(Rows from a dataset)
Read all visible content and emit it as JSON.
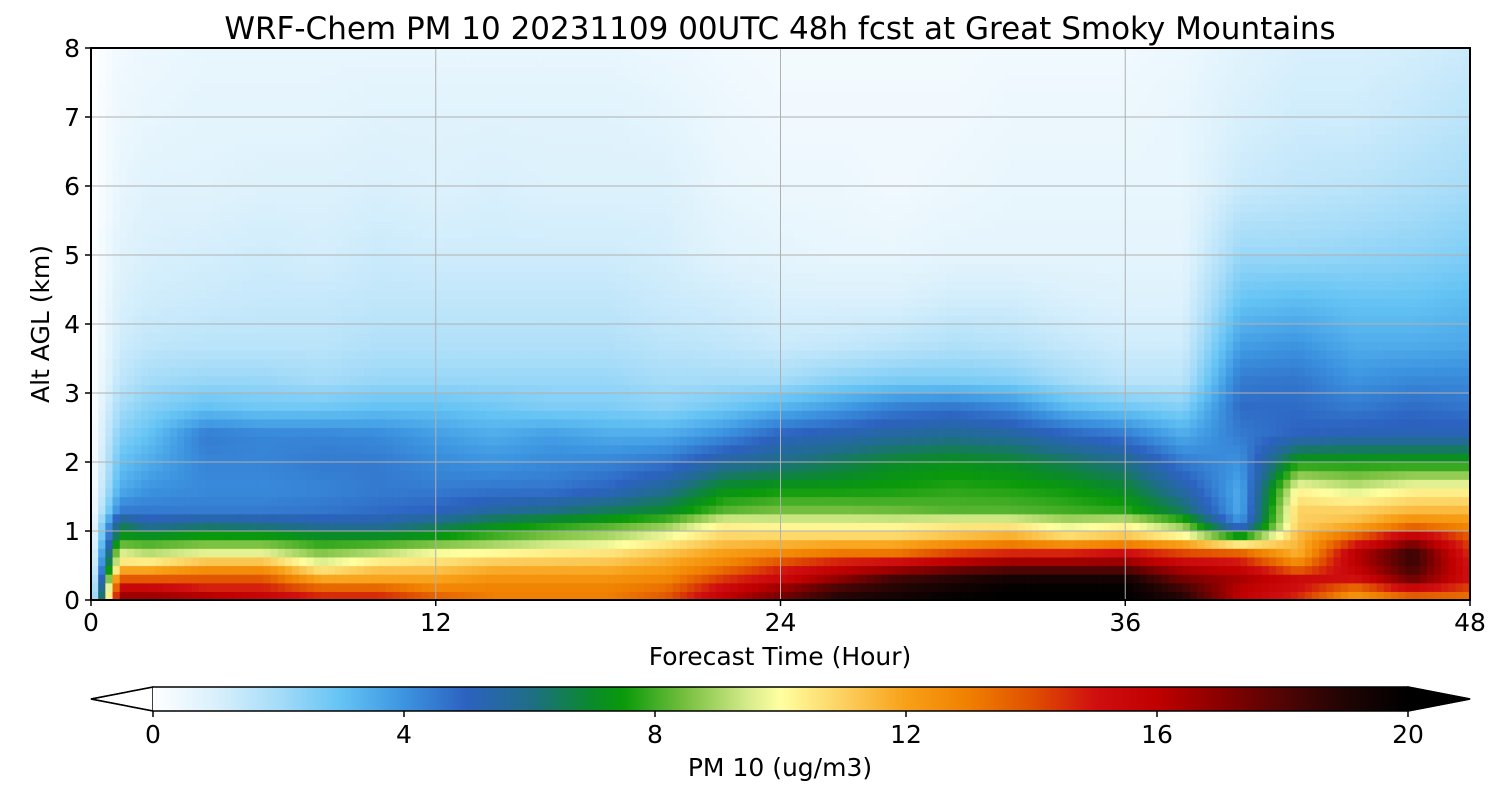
{
  "chart_data": {
    "type": "heatmap",
    "title": "WRF-Chem PM 10  20231109 00UTC 48h fcst at Great Smoky Mountains",
    "xlabel": "Forecast Time (Hour)",
    "ylabel": "Alt AGL (km)",
    "xlim": [
      0,
      48
    ],
    "ylim": [
      0,
      8
    ],
    "xticks": [
      "0",
      "12",
      "24",
      "36",
      "48"
    ],
    "yticks": [
      "0",
      "1",
      "2",
      "3",
      "4",
      "5",
      "6",
      "7",
      "8"
    ],
    "grid": true,
    "colorbar": {
      "label": "PM 10  (ug/m3)",
      "orientation": "horizontal",
      "placement": "bottom",
      "range": [
        0,
        20
      ],
      "extend": "both",
      "ticks": [
        "0",
        "4",
        "8",
        "12",
        "16",
        "20"
      ],
      "colormap_stops": [
        {
          "value": 0,
          "color": "#ffffff"
        },
        {
          "value": 1,
          "color": "#d9f0fc"
        },
        {
          "value": 2,
          "color": "#a6dcf8"
        },
        {
          "value": 3,
          "color": "#64c3f4"
        },
        {
          "value": 4,
          "color": "#3c94e0"
        },
        {
          "value": 5,
          "color": "#2c62c0"
        },
        {
          "value": 6,
          "color": "#1f6e88"
        },
        {
          "value": 7,
          "color": "#0a8a2a"
        },
        {
          "value": 7.5,
          "color": "#0a9a0a"
        },
        {
          "value": 8.5,
          "color": "#78c040"
        },
        {
          "value": 9.5,
          "color": "#d8ec8c"
        },
        {
          "value": 10,
          "color": "#ffffa0"
        },
        {
          "value": 11,
          "color": "#fcd060"
        },
        {
          "value": 12,
          "color": "#f8a018"
        },
        {
          "value": 13,
          "color": "#f08000"
        },
        {
          "value": 14,
          "color": "#e05000"
        },
        {
          "value": 15,
          "color": "#d01010"
        },
        {
          "value": 16,
          "color": "#c00000"
        },
        {
          "value": 17,
          "color": "#8a0000"
        },
        {
          "value": 18,
          "color": "#520404"
        },
        {
          "value": 19,
          "color": "#200404"
        },
        {
          "value": 20,
          "color": "#000000"
        }
      ]
    },
    "x_hours": [
      0,
      1,
      2,
      4,
      6,
      8,
      10,
      12,
      14,
      16,
      18,
      20,
      22,
      24,
      26,
      28,
      30,
      32,
      34,
      36,
      38,
      40,
      42,
      44,
      46,
      48
    ],
    "heights_km": [
      0,
      0.15,
      0.3,
      0.5,
      0.7,
      0.9,
      1.1,
      1.3,
      1.6,
      2.0,
      2.4,
      2.8,
      3.2,
      3.7,
      4.3,
      5.0,
      6.0,
      7.0,
      8.0
    ],
    "values": [
      [
        0,
        0,
        0,
        0,
        0,
        0,
        0,
        0,
        0,
        0,
        0,
        0,
        0,
        0,
        0,
        0,
        0,
        0,
        0
      ],
      [
        17,
        16,
        14,
        11,
        9.5,
        7.5,
        6.5,
        4.5,
        3.5,
        3,
        2.5,
        2,
        1.5,
        1.2,
        1,
        0.8,
        0.6,
        0.5,
        0.4
      ],
      [
        17,
        16,
        14,
        11,
        9,
        7.5,
        5.5,
        4.5,
        4,
        3.5,
        3,
        2.5,
        2,
        1.5,
        1.2,
        1,
        0.8,
        0.6,
        0.5
      ],
      [
        17,
        15,
        14,
        12,
        9.5,
        7.8,
        6,
        4.5,
        4.2,
        4.3,
        4.5,
        3,
        2.2,
        1.6,
        1.3,
        1.1,
        0.8,
        0.7,
        0.6
      ],
      [
        16,
        15,
        14,
        12,
        9.5,
        7.8,
        5.8,
        4.5,
        4.2,
        4.3,
        4.3,
        2.8,
        2.2,
        1.6,
        1.4,
        1.2,
        0.9,
        0.7,
        0.6
      ],
      [
        15,
        14,
        12,
        10,
        8.5,
        7.4,
        5.5,
        4.6,
        4.3,
        4.5,
        4.3,
        2.8,
        2,
        1.6,
        1.4,
        1.1,
        0.9,
        0.7,
        0.6
      ],
      [
        15,
        14,
        12,
        11,
        9,
        7.4,
        5.5,
        4.8,
        4.5,
        4.5,
        4.2,
        3,
        2.2,
        1.8,
        1.5,
        1.3,
        1,
        0.8,
        0.6
      ],
      [
        14,
        13,
        12,
        11,
        9.8,
        7.6,
        6.2,
        5,
        4.5,
        4.2,
        3.8,
        3,
        2.2,
        1.8,
        1.5,
        1.2,
        0.9,
        0.8,
        0.6
      ],
      [
        13,
        13,
        12.5,
        11.5,
        10,
        8.2,
        7,
        5.6,
        4.6,
        4,
        3.5,
        2.8,
        2.2,
        1.8,
        1.5,
        1.2,
        1,
        0.8,
        0.6
      ],
      [
        13,
        13,
        12.5,
        11.5,
        10.3,
        8.8,
        7.5,
        6,
        4.6,
        4.2,
        3.8,
        2.6,
        2.2,
        1.8,
        1.5,
        1.2,
        0.9,
        0.8,
        0.6
      ],
      [
        13,
        13,
        12.5,
        11.5,
        10.5,
        9.2,
        8,
        6.5,
        5,
        4.3,
        3.5,
        2.6,
        2.2,
        1.8,
        1.5,
        1.2,
        0.9,
        0.8,
        0.6
      ],
      [
        14,
        13.5,
        12.8,
        12,
        11.2,
        10,
        8.6,
        7,
        5.8,
        4.6,
        3.5,
        2.4,
        2,
        1.6,
        1.3,
        1.1,
        0.9,
        0.7,
        0.5
      ],
      [
        16,
        15.5,
        14.5,
        13,
        12,
        11,
        10.2,
        8.2,
        7.2,
        5.6,
        4.1,
        2.8,
        2,
        1.5,
        1.2,
        0.8,
        0.6,
        0.5,
        0.4
      ],
      [
        17.5,
        17,
        15.5,
        14.5,
        12.5,
        11,
        10,
        8.5,
        7.5,
        6,
        5,
        3.3,
        2,
        1.3,
        1,
        0.7,
        0.5,
        0.4,
        0.3
      ],
      [
        19,
        18.5,
        17,
        15.5,
        13,
        11,
        10,
        8.5,
        7.5,
        6.5,
        5.3,
        3.8,
        2.4,
        1.4,
        1,
        0.6,
        0.5,
        0.4,
        0.3
      ],
      [
        19.5,
        19,
        18.5,
        16,
        13,
        11,
        10,
        8.4,
        7.6,
        7,
        5.6,
        4.4,
        2.6,
        1.6,
        1,
        0.6,
        0.4,
        0.4,
        0.3
      ],
      [
        20,
        19.5,
        19,
        17,
        14,
        11.5,
        10.3,
        8.2,
        7.8,
        7.2,
        5.8,
        4.6,
        2.6,
        1.8,
        1.2,
        0.7,
        0.5,
        0.4,
        0.3
      ],
      [
        20,
        20,
        19.5,
        17.5,
        14.5,
        12,
        10.3,
        8.2,
        7.7,
        7,
        5.6,
        4.2,
        2.5,
        1.7,
        1.2,
        0.7,
        0.6,
        0.5,
        0.4
      ],
      [
        20,
        20,
        19.5,
        17.5,
        14.5,
        11,
        9.5,
        8,
        7.5,
        6.5,
        5,
        3.2,
        2,
        1.4,
        1,
        0.7,
        0.6,
        0.5,
        0.4
      ],
      [
        20,
        20,
        19.5,
        17.5,
        15,
        11.5,
        10,
        7.8,
        7,
        6,
        4.5,
        2.8,
        1.6,
        1.2,
        0.9,
        0.7,
        0.6,
        0.5,
        0.4
      ],
      [
        19,
        18.5,
        17.5,
        16,
        14,
        10.5,
        8.5,
        6.5,
        5.5,
        4.5,
        3.5,
        2.5,
        1.6,
        1.2,
        0.9,
        0.7,
        0.6,
        0.6,
        0.5
      ],
      [
        16,
        16,
        16.5,
        15.5,
        13.5,
        8,
        4,
        3.5,
        3.5,
        4,
        4.5,
        4.8,
        4.5,
        3.8,
        3,
        2.2,
        1.3,
        1,
        0.8
      ],
      [
        14.5,
        15,
        15.5,
        13,
        11.5,
        11.5,
        11,
        11,
        10.2,
        7.5,
        5,
        4.8,
        4.6,
        4,
        3.2,
        2.2,
        1.5,
        1.2,
        1
      ],
      [
        12,
        13,
        15,
        16,
        16,
        14,
        11.5,
        11,
        9.5,
        7.5,
        5.2,
        4.5,
        4,
        3.5,
        3,
        2.3,
        1.6,
        1.2,
        1
      ],
      [
        13,
        15,
        17.5,
        18.5,
        18.5,
        16.5,
        13,
        11.5,
        10.2,
        7.5,
        5.2,
        4.8,
        4.2,
        3.5,
        3,
        2.4,
        1.8,
        1.4,
        1.1
      ],
      [
        13,
        14,
        15,
        15,
        14.5,
        14,
        12.5,
        11.5,
        10.2,
        7.5,
        5.2,
        4.6,
        4.2,
        3.6,
        3.2,
        2.6,
        2,
        1.6,
        1.3
      ]
    ]
  }
}
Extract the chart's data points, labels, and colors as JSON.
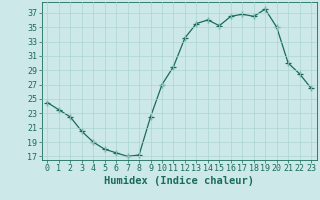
{
  "x": [
    0,
    1,
    2,
    3,
    4,
    5,
    6,
    7,
    8,
    9,
    10,
    11,
    12,
    13,
    14,
    15,
    16,
    17,
    18,
    19,
    20,
    21,
    22,
    23
  ],
  "y": [
    24.5,
    23.5,
    22.5,
    20.5,
    19.0,
    18.0,
    17.5,
    17.0,
    17.2,
    22.5,
    27.0,
    29.5,
    33.5,
    35.5,
    36.0,
    35.2,
    36.5,
    36.8,
    36.5,
    37.5,
    35.0,
    30.0,
    28.5,
    26.5
  ],
  "line_color": "#1a6b5a",
  "marker": "+",
  "marker_color": "#1a6b5a",
  "bg_color": "#cce8e8",
  "grid_color": "#aad4d4",
  "xlabel": "Humidex (Indice chaleur)",
  "ylim": [
    16.5,
    38.5
  ],
  "xlim": [
    -0.5,
    23.5
  ],
  "yticks": [
    17,
    19,
    21,
    23,
    25,
    27,
    29,
    31,
    33,
    35,
    37
  ],
  "xticks": [
    0,
    1,
    2,
    3,
    4,
    5,
    6,
    7,
    8,
    9,
    10,
    11,
    12,
    13,
    14,
    15,
    16,
    17,
    18,
    19,
    20,
    21,
    22,
    23
  ],
  "tick_color": "#1a6b5a",
  "label_color": "#1a6b5a",
  "font_size": 6.0,
  "xlabel_fontsize": 7.5,
  "linewidth": 0.9,
  "markersize": 4.0
}
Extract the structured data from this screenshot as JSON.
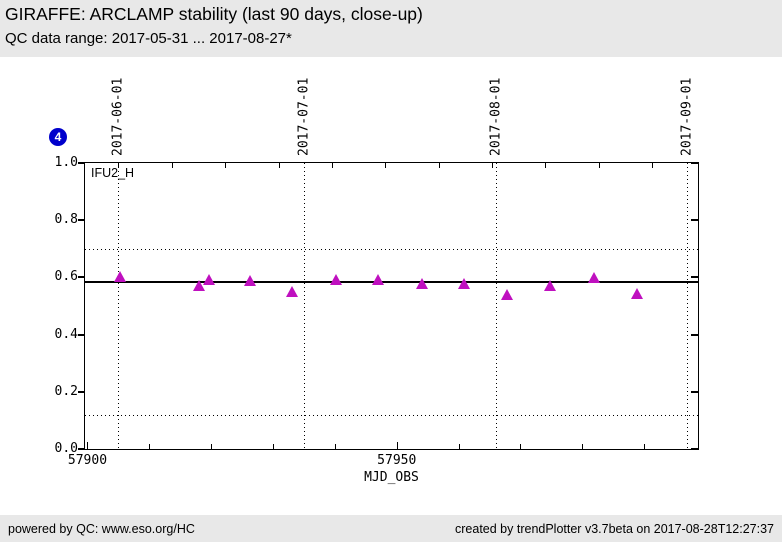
{
  "header": {
    "title": "GIRAFFE: ARCLAMP stability (last 90 days, close-up)",
    "subtitle": "QC data range: 2017-05-31 ... 2017-08-27*"
  },
  "badge": {
    "value": "4",
    "color": "#0000cc"
  },
  "footer": {
    "left": "powered by QC: www.eso.org/HC",
    "right": "created by trendPlotter v3.7beta on 2017-08-28T12:27:37"
  },
  "chart_data": {
    "type": "scatter",
    "series_label": "IFU2_H",
    "marker": "filled-triangle-up",
    "marker_color": "#bf10bf",
    "xlabel": "MJD_OBS",
    "xlim": [
      57899.6,
      57998.7
    ],
    "ylim": [
      0.0,
      1.0
    ],
    "yticks": [
      0.0,
      0.2,
      0.4,
      0.6,
      0.8,
      1.0
    ],
    "ytick_labels": [
      "0.0",
      "0.2",
      "0.4",
      "0.6",
      "0.8",
      "1.0"
    ],
    "xticks_labeled": [
      {
        "mjd": 57900,
        "label": "57900"
      },
      {
        "mjd": 57950,
        "label": "57950"
      }
    ],
    "xticks_minor": [
      57910,
      57920,
      57930,
      57940,
      57960,
      57970,
      57980,
      57990
    ],
    "top_ticks": {
      "start": 57905,
      "interval_days": 8.63
    },
    "date_marks": [
      {
        "label": "2017-06-01",
        "mjd": 57905
      },
      {
        "label": "2017-07-01",
        "mjd": 57935
      },
      {
        "label": "2017-08-01",
        "mjd": 57966
      },
      {
        "label": "2017-09-01",
        "mjd": 57997
      }
    ],
    "center_line": 0.584,
    "threshold_lines": [
      0.7,
      0.12
    ],
    "grid": "dotted vertical lines at month boundaries, dotted horizontal threshold lines",
    "points": [
      {
        "x": 57905.3,
        "y": 0.605
      },
      {
        "x": 57918.0,
        "y": 0.573
      },
      {
        "x": 57919.6,
        "y": 0.594
      },
      {
        "x": 57926.2,
        "y": 0.591
      },
      {
        "x": 57933.0,
        "y": 0.552
      },
      {
        "x": 57940.1,
        "y": 0.594
      },
      {
        "x": 57947.0,
        "y": 0.594
      },
      {
        "x": 57954.0,
        "y": 0.58
      },
      {
        "x": 57960.9,
        "y": 0.58
      },
      {
        "x": 57967.9,
        "y": 0.542
      },
      {
        "x": 57974.8,
        "y": 0.575
      },
      {
        "x": 57981.9,
        "y": 0.601
      },
      {
        "x": 57988.9,
        "y": 0.545
      }
    ]
  }
}
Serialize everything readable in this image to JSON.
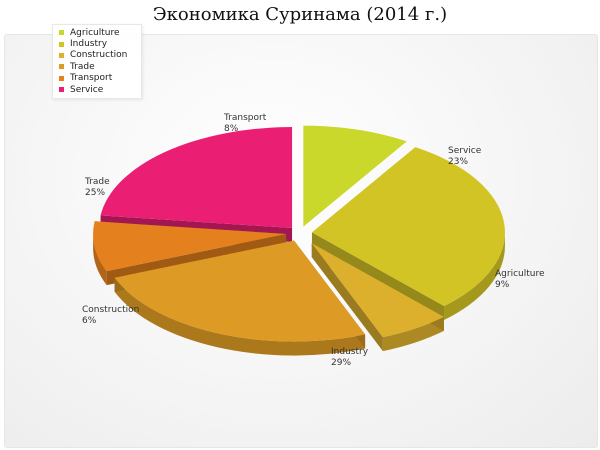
{
  "title": "Экономика Суринама (2014 г.)",
  "chart_data": {
    "type": "pie",
    "title": "Экономика Суринама (2014 г.)",
    "legend": "top-left",
    "slices": [
      {
        "name": "Agriculture",
        "value": 9,
        "value_label": "9%",
        "color": "#cad72b"
      },
      {
        "name": "Industry",
        "value": 29,
        "value_label": "29%",
        "color": "#d3c425"
      },
      {
        "name": "Construction",
        "value": 6,
        "value_label": "6%",
        "color": "#dcb02c"
      },
      {
        "name": "Trade",
        "value": 25,
        "value_label": "25%",
        "color": "#dd9a24"
      },
      {
        "name": "Transport",
        "value": 8,
        "value_label": "8%",
        "color": "#e4801d"
      },
      {
        "name": "Service",
        "value": 23,
        "value_label": "23%",
        "color": "#ea1f73"
      }
    ]
  }
}
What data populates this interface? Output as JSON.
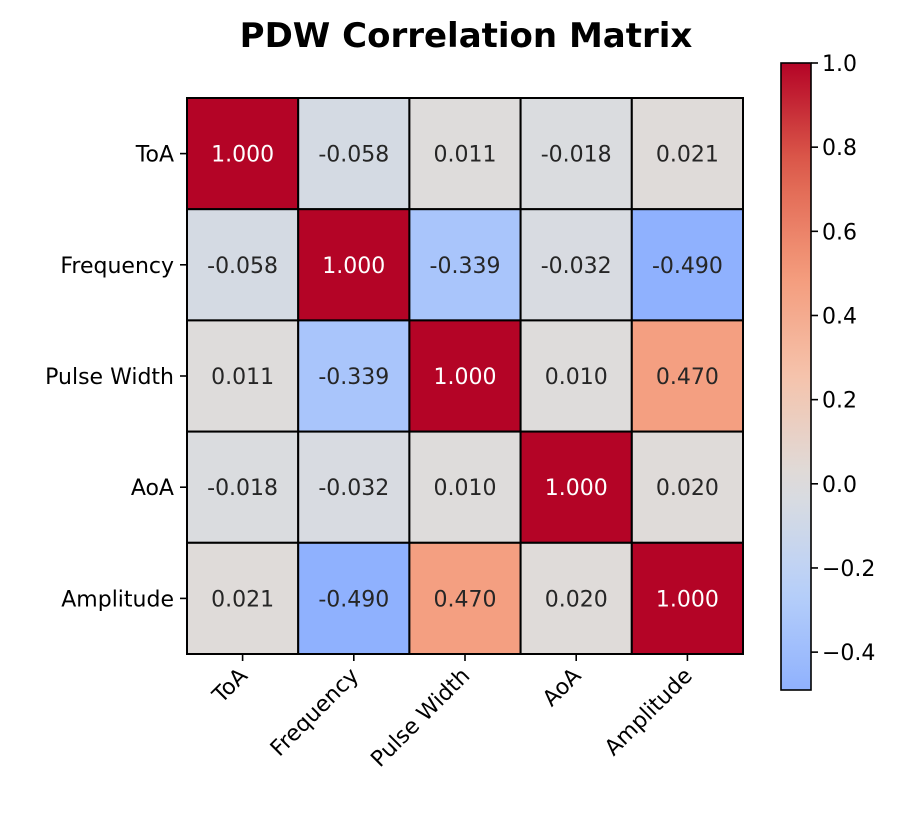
{
  "chart_data": {
    "type": "heatmap",
    "title": "PDW Correlation Matrix",
    "xlabel": "",
    "ylabel": "",
    "row_labels": [
      "ToA",
      "Frequency",
      "Pulse Width",
      "AoA",
      "Amplitude"
    ],
    "col_labels": [
      "ToA",
      "Frequency",
      "Pulse Width",
      "AoA",
      "Amplitude"
    ],
    "values": [
      [
        1.0,
        -0.058,
        0.011,
        -0.018,
        0.021
      ],
      [
        -0.058,
        1.0,
        -0.339,
        -0.032,
        -0.49
      ],
      [
        0.011,
        -0.339,
        1.0,
        0.01,
        0.47
      ],
      [
        -0.018,
        -0.032,
        0.01,
        1.0,
        0.02
      ],
      [
        0.021,
        -0.49,
        0.47,
        0.02,
        1.0
      ]
    ],
    "value_labels": [
      [
        "1.000",
        "-0.058",
        "0.011",
        "-0.018",
        "0.021"
      ],
      [
        "-0.058",
        "1.000",
        "-0.339",
        "-0.032",
        "-0.490"
      ],
      [
        "0.011",
        "-0.339",
        "1.000",
        "0.010",
        "0.470"
      ],
      [
        "-0.018",
        "-0.032",
        "0.010",
        "1.000",
        "0.020"
      ],
      [
        "0.021",
        "-0.490",
        "0.470",
        "0.020",
        "1.000"
      ]
    ],
    "colormap": "coolwarm",
    "color_range": [
      -1.0,
      1.0
    ],
    "colorbar": {
      "range": [
        -0.49,
        1.0
      ],
      "ticks": [
        -0.4,
        -0.2,
        0.0,
        0.2,
        0.4,
        0.6,
        0.8,
        1.0
      ],
      "tick_labels": [
        "−0.4",
        "−0.2",
        "0.0",
        "0.2",
        "0.4",
        "0.6",
        "0.8",
        "1.0"
      ],
      "position": "right"
    },
    "grid": false,
    "x_tick_rotation_deg": 45
  }
}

• **Brief**:
Where a line of the data holds "right", show that line.

• **Result for this exercise**:
    "right": "created by trendPlotter v3.7beta on 2017-08-28T12:27:37"
      "position": "right"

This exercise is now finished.